** begin **

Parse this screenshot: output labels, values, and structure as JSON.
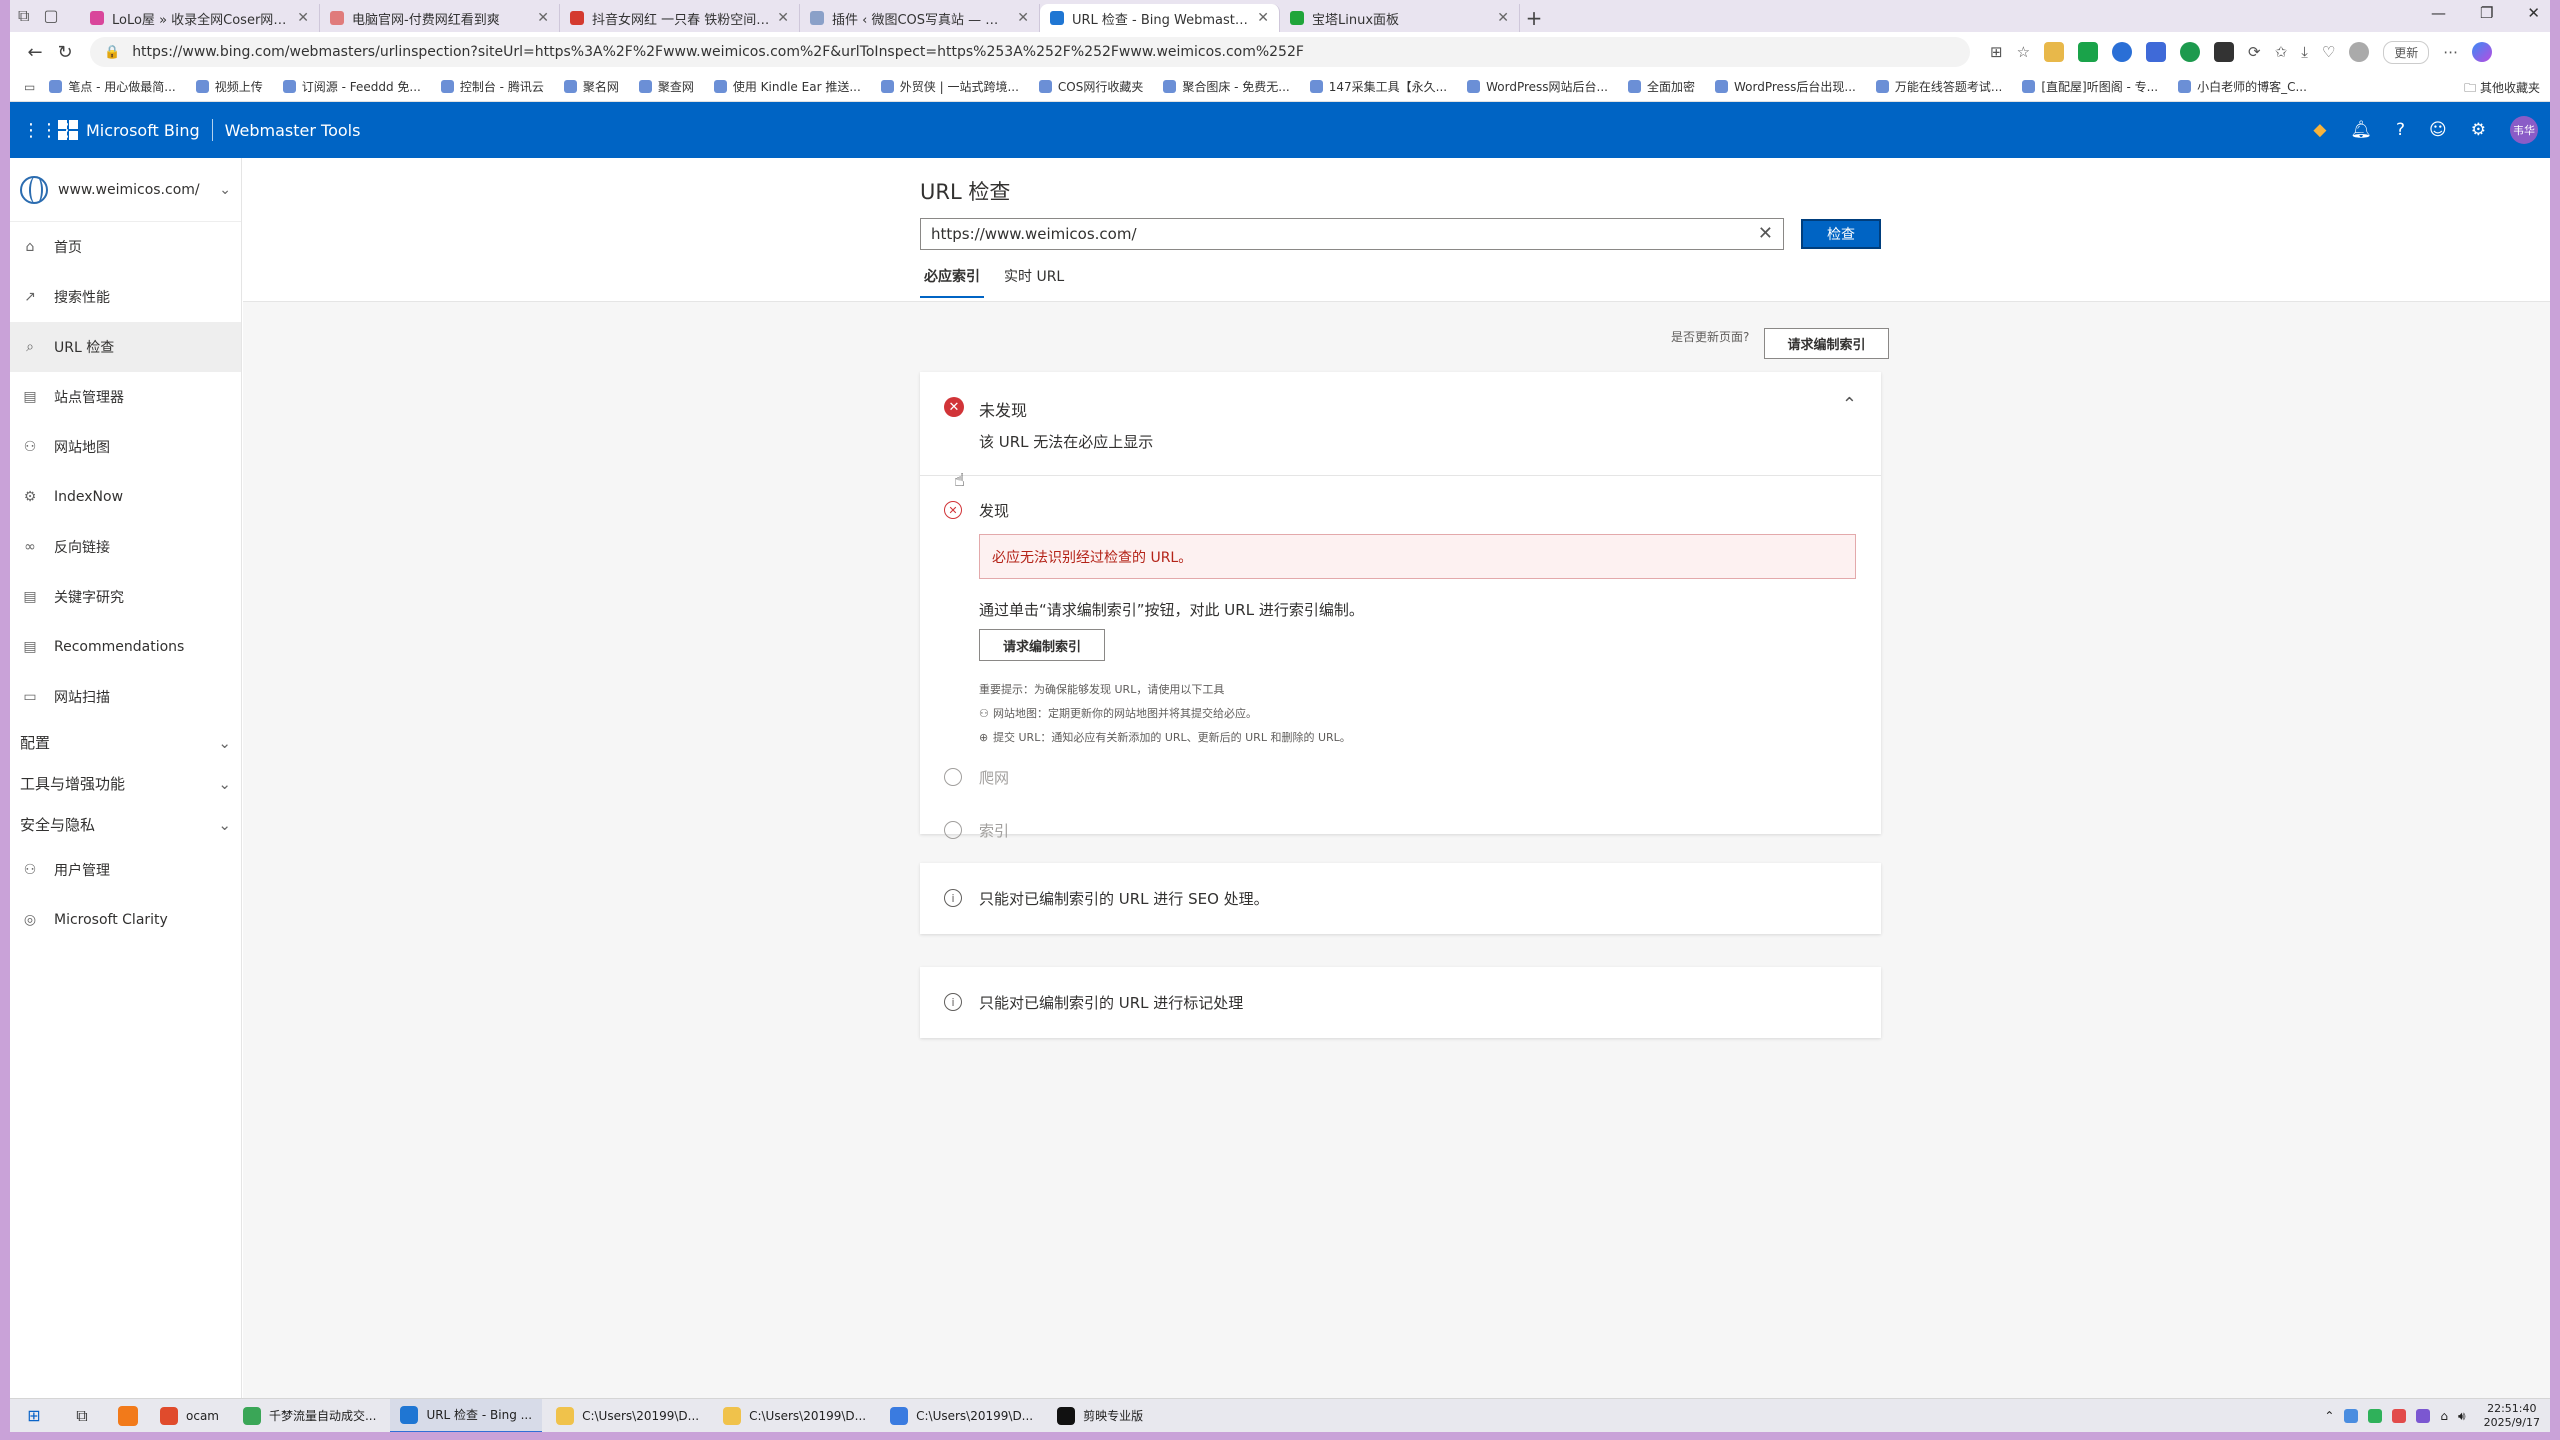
{
  "browser": {
    "tabs": [
      {
        "title": "LoLo屋 » 收录全网Coser网红写真",
        "color": "#d9469b",
        "active": false
      },
      {
        "title": "电脑官网-付费网红看到爽",
        "color": "#e07b7b",
        "active": false
      },
      {
        "title": "抖音女网红 一只春 铁粉空间 NO",
        "color": "#d43a2f",
        "active": false
      },
      {
        "title": "插件 ‹ 微图COS写真站 — WordPr",
        "color": "#8aa0c8",
        "active": false
      },
      {
        "title": "URL 检查 - Bing Webmaster Tools",
        "color": "#1f76d3",
        "active": true
      },
      {
        "title": "宝塔Linux面板",
        "color": "#20a53a",
        "active": false
      }
    ],
    "address": "https://www.bing.com/webmasters/urlinspection?siteUrl=https%3A%2F%2Fwww.weimicos.com%2F&urlToInspect=https%253A%252F%252Fwww.weimicos.com%252F",
    "update_label": "更新",
    "bookmarks": [
      "笔点 - 用心做最简...",
      "视频上传",
      "订阅源 - Feeddd 免...",
      "控制台 - 腾讯云",
      "聚名网",
      "聚查网",
      "使用 Kindle Ear 推送...",
      "外贸侠 | 一站式跨境...",
      "COS网行收藏夹",
      "聚合图床 - 免费无...",
      "147采集工具【永久...",
      "WordPress网站后台...",
      "全面加密",
      "WordPress后台出现...",
      "万能在线答题考试...",
      "[直配屋]听图阁 - 专...",
      "小白老师的博客_C..."
    ],
    "other_bookmarks": "其他收藏夹"
  },
  "header": {
    "brand": "Microsoft Bing",
    "product": "Webmaster Tools",
    "avatar_text": "韦华"
  },
  "sidebar": {
    "site": "www.weimicos.com/",
    "items": [
      {
        "label": "首页",
        "icon": "⌂",
        "active": false
      },
      {
        "label": "搜索性能",
        "icon": "↗",
        "active": false
      },
      {
        "label": "URL 检查",
        "icon": "⌕",
        "active": true
      },
      {
        "label": "站点管理器",
        "icon": "▤",
        "active": false
      },
      {
        "label": "网站地图",
        "icon": "⚇",
        "active": false
      },
      {
        "label": "IndexNow",
        "icon": "⚙",
        "active": false
      },
      {
        "label": "反向链接",
        "icon": "∞",
        "active": false
      },
      {
        "label": "关键字研究",
        "icon": "▤",
        "active": false
      },
      {
        "label": "Recommendations",
        "icon": "▤",
        "active": false
      },
      {
        "label": "网站扫描",
        "icon": "▭",
        "active": false
      }
    ],
    "groups": [
      "配置",
      "工具与增强功能",
      "安全与隐私"
    ],
    "bottom_items": [
      {
        "label": "用户管理",
        "icon": "⚇"
      },
      {
        "label": "Microsoft Clarity",
        "icon": "◎"
      }
    ]
  },
  "main": {
    "title": "URL 检查",
    "url_value": "https://www.weimicos.com/",
    "inspect_label": "检查",
    "tabs": [
      {
        "label": "必应索引",
        "active": true
      },
      {
        "label": "实时 URL",
        "active": false
      }
    ],
    "updated_question": "是否更新页面?",
    "request_index_label": "请求编制索引",
    "status_title": "未发现",
    "status_sub": "该 URL 无法在必应上显示",
    "steps": {
      "discovery": "发现",
      "crawl": "爬网",
      "index": "索引"
    },
    "error_message": "必应无法识别经过检查的 URL。",
    "description": "通过单击“请求编制索引”按钮，对此 URL 进行索引编制。",
    "tips": [
      "重要提示：为确保能够发现 URL，请使用以下工具",
      "网站地图：定期更新你的网站地图并将其提交给必应。",
      "提交 URL：通知必应有关新添加的 URL、更新后的 URL 和删除的 URL。"
    ],
    "info_seo": "只能对已编制索引的 URL 进行 SEO 处理。",
    "info_markup": "只能对已编制索引的 URL 进行标记处理"
  },
  "taskbar": {
    "apps": [
      {
        "label": "ocam",
        "color": "#e04b2c",
        "active": false
      },
      {
        "label": "千梦流量自动成交...",
        "color": "#3aa657",
        "active": false
      },
      {
        "label": "URL 检查 - Bing ...",
        "color": "#1f76d3",
        "active": true
      },
      {
        "label": "C:\\Users\\20199\\D...",
        "color": "#f0c24b",
        "active": false
      },
      {
        "label": "C:\\Users\\20199\\D...",
        "color": "#f0c24b",
        "active": false
      },
      {
        "label": "C:\\Users\\20199\\D...",
        "color": "#3a7be0",
        "active": false
      },
      {
        "label": "剪映专业版",
        "color": "#111111",
        "active": false
      }
    ],
    "time": "22:51:40",
    "date": "2025/9/17"
  }
}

** end **

→ **SHORT PROBLEM**:
Give back every line exactly as it stands, pictures excluded.

→ **ANSWER TO THIS TASK**:
Parse this screenshot: output labels, values, and structure as JSON.
{
  "browser": {
    "tabs": [
      {
        "title": "LoLo屋 » 收录全网Coser网红写真",
        "color": "#d9469b",
        "active": false
      },
      {
        "title": "电脑官网-付费网红看到爽",
        "color": "#e07b7b",
        "active": false
      },
      {
        "title": "抖音女网红 一只春 铁粉空间 NO",
        "color": "#d43a2f",
        "active": false
      },
      {
        "title": "插件 ‹ 微图COS写真站 — WordPr",
        "color": "#8aa0c8",
        "active": false
      },
      {
        "title": "URL 检查 - Bing Webmaster Tools",
        "color": "#1f76d3",
        "active": true
      },
      {
        "title": "宝塔Linux面板",
        "color": "#20a53a",
        "active": false
      }
    ],
    "address": "https://www.bing.com/webmasters/urlinspection?siteUrl=https%3A%2F%2Fwww.weimicos.com%2F&urlToInspect=https%253A%252F%252Fwww.weimicos.com%252F",
    "update_label": "更新",
    "bookmarks": [
      "笔点 - 用心做最简...",
      "视频上传",
      "订阅源 - Feeddd 免...",
      "控制台 - 腾讯云",
      "聚名网",
      "聚查网",
      "使用 Kindle Ear 推送...",
      "外贸侠 | 一站式跨境...",
      "COS网行收藏夹",
      "聚合图床 - 免费无...",
      "147采集工具【永久...",
      "WordPress网站后台...",
      "全面加密",
      "WordPress后台出现...",
      "万能在线答题考试...",
      "[直配屋]听图阁 - 专...",
      "小白老师的博客_C..."
    ],
    "other_bookmarks": "其他收藏夹"
  },
  "header": {
    "brand": "Microsoft Bing",
    "product": "Webmaster Tools",
    "avatar_text": "韦华"
  },
  "sidebar": {
    "site": "www.weimicos.com/",
    "items": [
      {
        "label": "首页",
        "icon": "⌂",
        "active": false
      },
      {
        "label": "搜索性能",
        "icon": "↗",
        "active": false
      },
      {
        "label": "URL 检查",
        "icon": "⌕",
        "active": true
      },
      {
        "label": "站点管理器",
        "icon": "▤",
        "active": false
      },
      {
        "label": "网站地图",
        "icon": "⚇",
        "active": false
      },
      {
        "label": "IndexNow",
        "icon": "⚙",
        "active": false
      },
      {
        "label": "反向链接",
        "icon": "∞",
        "active": false
      },
      {
        "label": "关键字研究",
        "icon": "▤",
        "active": false
      },
      {
        "label": "Recommendations",
        "icon": "▤",
        "active": false
      },
      {
        "label": "网站扫描",
        "icon": "▭",
        "active": false
      }
    ],
    "groups": [
      "配置",
      "工具与增强功能",
      "安全与隐私"
    ],
    "bottom_items": [
      {
        "label": "用户管理",
        "icon": "⚇"
      },
      {
        "label": "Microsoft Clarity",
        "icon": "◎"
      }
    ]
  },
  "main": {
    "title": "URL 检查",
    "url_value": "https://www.weimicos.com/",
    "inspect_label": "检查",
    "tabs": [
      {
        "label": "必应索引",
        "active": true
      },
      {
        "label": "实时 URL",
        "active": false
      }
    ],
    "updated_question": "是否更新页面?",
    "request_index_label": "请求编制索引",
    "status_title": "未发现",
    "status_sub": "该 URL 无法在必应上显示",
    "steps": {
      "discovery": "发现",
      "crawl": "爬网",
      "index": "索引"
    },
    "error_message": "必应无法识别经过检查的 URL。",
    "description": "通过单击“请求编制索引”按钮，对此 URL 进行索引编制。",
    "tips": [
      "重要提示：为确保能够发现 URL，请使用以下工具",
      "网站地图：定期更新你的网站地图并将其提交给必应。",
      "提交 URL：通知必应有关新添加的 URL、更新后的 URL 和删除的 URL。"
    ],
    "info_seo": "只能对已编制索引的 URL 进行 SEO 处理。",
    "info_markup": "只能对已编制索引的 URL 进行标记处理"
  },
  "taskbar": {
    "apps": [
      {
        "label": "ocam",
        "color": "#e04b2c",
        "active": false
      },
      {
        "label": "千梦流量自动成交...",
        "color": "#3aa657",
        "active": false
      },
      {
        "label": "URL 检查 - Bing ...",
        "color": "#1f76d3",
        "active": true
      },
      {
        "label": "C:\\Users\\20199\\D...",
        "color": "#f0c24b",
        "active": false
      },
      {
        "label": "C:\\Users\\20199\\D...",
        "color": "#f0c24b",
        "active": false
      },
      {
        "label": "C:\\Users\\20199\\D...",
        "color": "#3a7be0",
        "active": false
      },
      {
        "label": "剪映专业版",
        "color": "#111111",
        "active": false
      }
    ],
    "time": "22:51:40",
    "date": "2025/9/17"
  }
}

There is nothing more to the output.